┌────────
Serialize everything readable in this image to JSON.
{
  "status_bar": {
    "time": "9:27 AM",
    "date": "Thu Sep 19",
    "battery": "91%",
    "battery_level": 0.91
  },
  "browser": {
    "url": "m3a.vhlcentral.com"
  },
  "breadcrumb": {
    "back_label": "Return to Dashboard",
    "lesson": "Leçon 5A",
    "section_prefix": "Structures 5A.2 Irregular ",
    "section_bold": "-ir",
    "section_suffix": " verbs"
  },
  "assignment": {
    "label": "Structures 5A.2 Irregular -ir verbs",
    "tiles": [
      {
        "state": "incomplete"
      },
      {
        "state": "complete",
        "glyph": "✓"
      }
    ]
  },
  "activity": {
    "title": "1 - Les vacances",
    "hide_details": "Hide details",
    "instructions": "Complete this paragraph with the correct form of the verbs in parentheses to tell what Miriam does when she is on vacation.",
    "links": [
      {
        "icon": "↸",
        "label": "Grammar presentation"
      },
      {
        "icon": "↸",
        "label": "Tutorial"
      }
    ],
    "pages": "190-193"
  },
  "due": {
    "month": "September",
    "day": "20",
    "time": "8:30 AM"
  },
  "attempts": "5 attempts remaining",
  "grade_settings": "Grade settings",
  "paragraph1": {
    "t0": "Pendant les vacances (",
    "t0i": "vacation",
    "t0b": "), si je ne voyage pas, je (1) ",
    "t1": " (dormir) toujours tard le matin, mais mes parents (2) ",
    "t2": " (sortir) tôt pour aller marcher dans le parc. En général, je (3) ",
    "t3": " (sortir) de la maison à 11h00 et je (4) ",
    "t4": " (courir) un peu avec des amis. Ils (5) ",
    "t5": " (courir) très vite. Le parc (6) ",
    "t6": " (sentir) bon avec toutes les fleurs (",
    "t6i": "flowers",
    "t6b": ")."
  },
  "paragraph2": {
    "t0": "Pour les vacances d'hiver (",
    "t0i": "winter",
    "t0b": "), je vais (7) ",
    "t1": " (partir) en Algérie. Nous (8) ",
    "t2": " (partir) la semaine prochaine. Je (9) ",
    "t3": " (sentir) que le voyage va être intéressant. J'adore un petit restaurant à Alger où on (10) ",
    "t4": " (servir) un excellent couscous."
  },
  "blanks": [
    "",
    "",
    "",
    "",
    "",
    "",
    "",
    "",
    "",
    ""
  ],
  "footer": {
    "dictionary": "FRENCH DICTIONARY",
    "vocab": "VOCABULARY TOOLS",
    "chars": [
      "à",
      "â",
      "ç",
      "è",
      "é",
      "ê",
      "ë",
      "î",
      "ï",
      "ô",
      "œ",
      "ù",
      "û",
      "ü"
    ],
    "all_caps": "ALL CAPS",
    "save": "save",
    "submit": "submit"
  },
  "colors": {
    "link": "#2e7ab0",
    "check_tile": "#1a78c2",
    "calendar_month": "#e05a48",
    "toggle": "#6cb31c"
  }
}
└────────
● Directive
Check each line of the records for the word "this", and show the lines that contain it.

● Finished answer
Serialize everything readable in this image to JSON.
    "instructions": "Complete this paragraph with the correct form of the verbs in parentheses to tell what Miriam does when she is on vacation.",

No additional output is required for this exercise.